* begin Given entries *

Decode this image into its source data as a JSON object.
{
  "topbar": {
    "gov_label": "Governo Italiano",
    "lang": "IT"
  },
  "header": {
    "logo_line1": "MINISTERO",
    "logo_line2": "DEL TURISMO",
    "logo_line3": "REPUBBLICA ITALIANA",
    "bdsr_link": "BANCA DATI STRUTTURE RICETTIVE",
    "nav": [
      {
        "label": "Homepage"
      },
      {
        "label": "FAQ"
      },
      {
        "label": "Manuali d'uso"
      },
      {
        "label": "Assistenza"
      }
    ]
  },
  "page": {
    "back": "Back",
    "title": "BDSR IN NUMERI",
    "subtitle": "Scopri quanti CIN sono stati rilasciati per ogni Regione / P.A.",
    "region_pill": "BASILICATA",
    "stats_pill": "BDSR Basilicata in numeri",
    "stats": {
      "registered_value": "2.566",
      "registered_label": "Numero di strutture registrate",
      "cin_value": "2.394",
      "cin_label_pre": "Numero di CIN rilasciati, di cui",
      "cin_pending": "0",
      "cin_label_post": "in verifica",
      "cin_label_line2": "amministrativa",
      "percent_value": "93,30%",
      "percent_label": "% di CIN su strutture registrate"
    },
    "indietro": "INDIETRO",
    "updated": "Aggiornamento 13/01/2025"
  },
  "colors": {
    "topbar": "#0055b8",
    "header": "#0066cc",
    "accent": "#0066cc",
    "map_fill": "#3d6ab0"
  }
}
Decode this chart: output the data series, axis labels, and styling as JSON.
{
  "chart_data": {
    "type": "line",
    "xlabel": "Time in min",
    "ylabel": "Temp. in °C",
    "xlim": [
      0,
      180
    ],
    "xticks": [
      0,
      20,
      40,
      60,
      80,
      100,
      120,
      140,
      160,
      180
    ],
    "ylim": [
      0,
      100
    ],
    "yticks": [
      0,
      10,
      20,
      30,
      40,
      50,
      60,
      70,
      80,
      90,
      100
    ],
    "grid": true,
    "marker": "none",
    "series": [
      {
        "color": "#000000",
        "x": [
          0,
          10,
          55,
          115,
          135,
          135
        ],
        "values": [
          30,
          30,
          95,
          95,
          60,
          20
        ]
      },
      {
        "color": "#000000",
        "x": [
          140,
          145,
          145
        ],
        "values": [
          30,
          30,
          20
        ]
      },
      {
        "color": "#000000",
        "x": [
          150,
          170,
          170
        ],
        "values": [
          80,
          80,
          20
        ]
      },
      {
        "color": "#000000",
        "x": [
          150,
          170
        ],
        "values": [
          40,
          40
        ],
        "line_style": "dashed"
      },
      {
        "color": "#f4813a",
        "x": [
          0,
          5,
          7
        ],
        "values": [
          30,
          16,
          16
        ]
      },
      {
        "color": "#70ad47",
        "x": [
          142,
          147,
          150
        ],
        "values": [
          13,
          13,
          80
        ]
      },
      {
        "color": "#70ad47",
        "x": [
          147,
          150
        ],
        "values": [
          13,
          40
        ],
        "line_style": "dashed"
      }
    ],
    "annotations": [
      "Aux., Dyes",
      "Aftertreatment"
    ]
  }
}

* end Given entries *

Provide an exact reproduction of all the entries shown above.

Output of the exercise
Decode this image into its source data as a JSON object.
{
  "topbar": {
    "gov_label": "Governo Italiano",
    "lang": "IT"
  },
  "header": {
    "logo_line1": "MINISTERO",
    "logo_line2": "DEL TURISMO",
    "logo_line3": "REPUBBLICA ITALIANA",
    "bdsr_link": "BANCA DATI STRUTTURE RICETTIVE",
    "nav": [
      {
        "label": "Homepage"
      },
      {
        "label": "FAQ"
      },
      {
        "label": "Manuali d'uso"
      },
      {
        "label": "Assistenza"
      }
    ]
  },
  "page": {
    "back": "Back",
    "title": "BDSR IN NUMERI",
    "subtitle": "Scopri quanti CIN sono stati rilasciati per ogni Regione / P.A.",
    "region_pill": "BASILICATA",
    "stats_pill": "BDSR Basilicata in numeri",
    "stats": {
      "registered_value": "2.566",
      "registered_label": "Numero di strutture registrate",
      "cin_value": "2.394",
      "cin_label_pre": "Numero di CIN rilasciati, di cui",
      "cin_pending": "0",
      "cin_label_post": "in verifica",
      "cin_label_line2": "amministrativa",
      "percent_value": "93,30%",
      "percent_label": "% di CIN su strutture registrate"
    },
    "indietro": "INDIETRO",
    "updated": "Aggiornamento 13/01/2025"
  },
  "colors": {
    "topbar": "#0055b8",
    "header": "#0066cc",
    "accent": "#0066cc",
    "map_fill": "#3d6ab0"
  }
}
Decode this chart: output the data series, axis labels, and styling as JSON.
{
  "chart_data": {
    "type": "line",
    "xlabel": "Time in min",
    "ylabel": "Temp. in °C",
    "xlim": [
      0,
      180
    ],
    "xticks": [
      0,
      20,
      40,
      60,
      80,
      100,
      120,
      140,
      160,
      180
    ],
    "ylim": [
      0,
      100
    ],
    "yticks": [
      0,
      10,
      20,
      30,
      40,
      50,
      60,
      70,
      80,
      90,
      100
    ],
    "grid": true,
    "marker": "none",
    "series": [
      {
        "color": "#000000",
        "x": [
          0,
          10,
          55,
          115,
          135,
          135
        ],
        "values": [
          30,
          30,
          95,
          95,
          60,
          20
        ]
      },
      {
        "color": "#000000",
        "x": [
          140,
          145,
          145
        ],
        "values": [
          30,
          30,
          20
        ]
      },
      {
        "color": "#000000",
        "x": [
          150,
          170,
          170
        ],
        "values": [
          80,
          80,
          20
        ]
      },
      {
        "color": "#000000",
        "x": [
          150,
          170
        ],
        "values": [
          40,
          40
        ],
        "line_style": "dashed"
      },
      {
        "color": "#f4813a",
        "x": [
          0,
          5,
          7
        ],
        "values": [
          30,
          16,
          16
        ]
      },
      {
        "color": "#70ad47",
        "x": [
          142,
          147,
          150
        ],
        "values": [
          13,
          13,
          80
        ]
      },
      {
        "color": "#70ad47",
        "x": [
          147,
          150
        ],
        "values": [
          13,
          40
        ],
        "line_style": "dashed"
      }
    ],
    "annotations": [
      "Aux., Dyes",
      "Aftertreatment"
    ]
  }
}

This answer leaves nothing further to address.